(Dataset entries)

....................

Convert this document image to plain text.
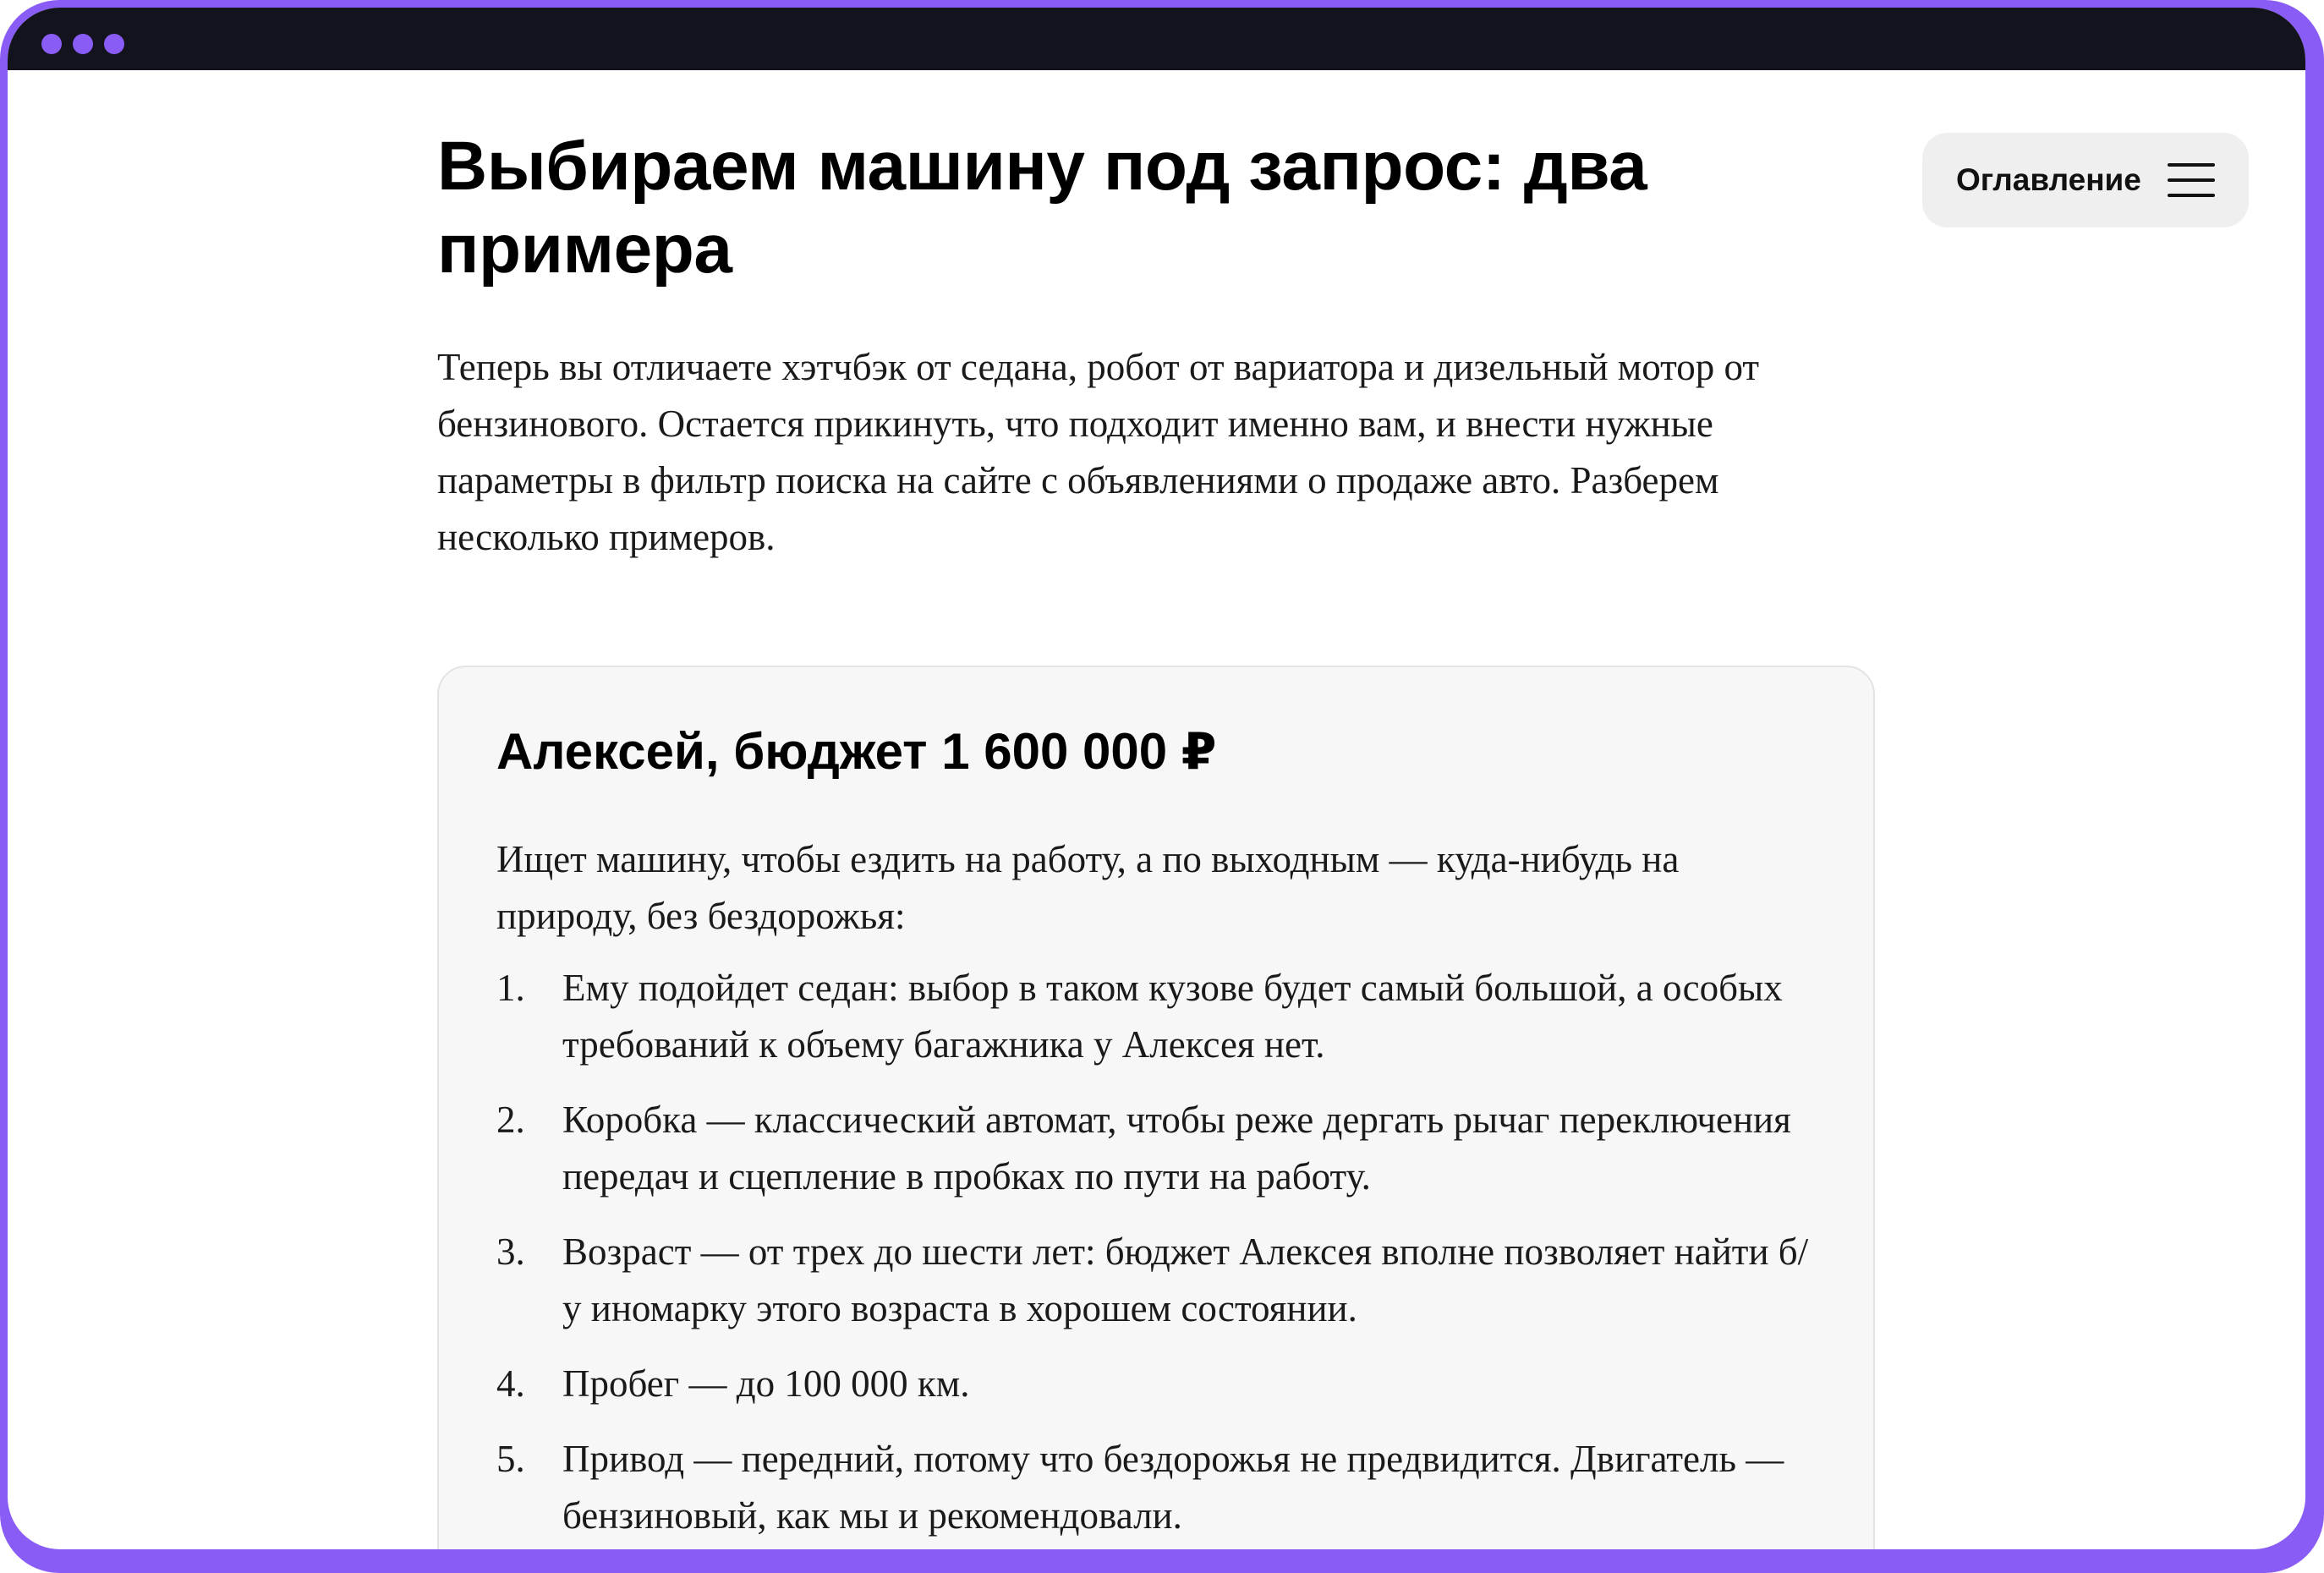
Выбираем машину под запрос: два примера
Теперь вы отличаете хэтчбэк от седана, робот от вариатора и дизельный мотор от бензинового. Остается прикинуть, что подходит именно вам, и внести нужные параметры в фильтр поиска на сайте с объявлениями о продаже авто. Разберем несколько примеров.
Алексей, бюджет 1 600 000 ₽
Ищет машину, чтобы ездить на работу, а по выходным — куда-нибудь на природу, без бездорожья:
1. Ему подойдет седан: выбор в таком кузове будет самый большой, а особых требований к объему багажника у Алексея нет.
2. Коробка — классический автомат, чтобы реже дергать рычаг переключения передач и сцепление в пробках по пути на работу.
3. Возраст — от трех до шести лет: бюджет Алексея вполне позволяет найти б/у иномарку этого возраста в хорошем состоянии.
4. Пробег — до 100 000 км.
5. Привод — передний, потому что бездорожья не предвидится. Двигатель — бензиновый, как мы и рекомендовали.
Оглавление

....................

- Brief -
From the records given above, copy all lines containing "чтобы".

- Result of this exercise -
Ищет машину, чтобы ездить на работу, а по выходным — куда-нибудь на природу, без бездорожья:
2. Коробка — классический автомат, чтобы реже дергать рычаг переключения передач и сцепление в пробках по пути на работу.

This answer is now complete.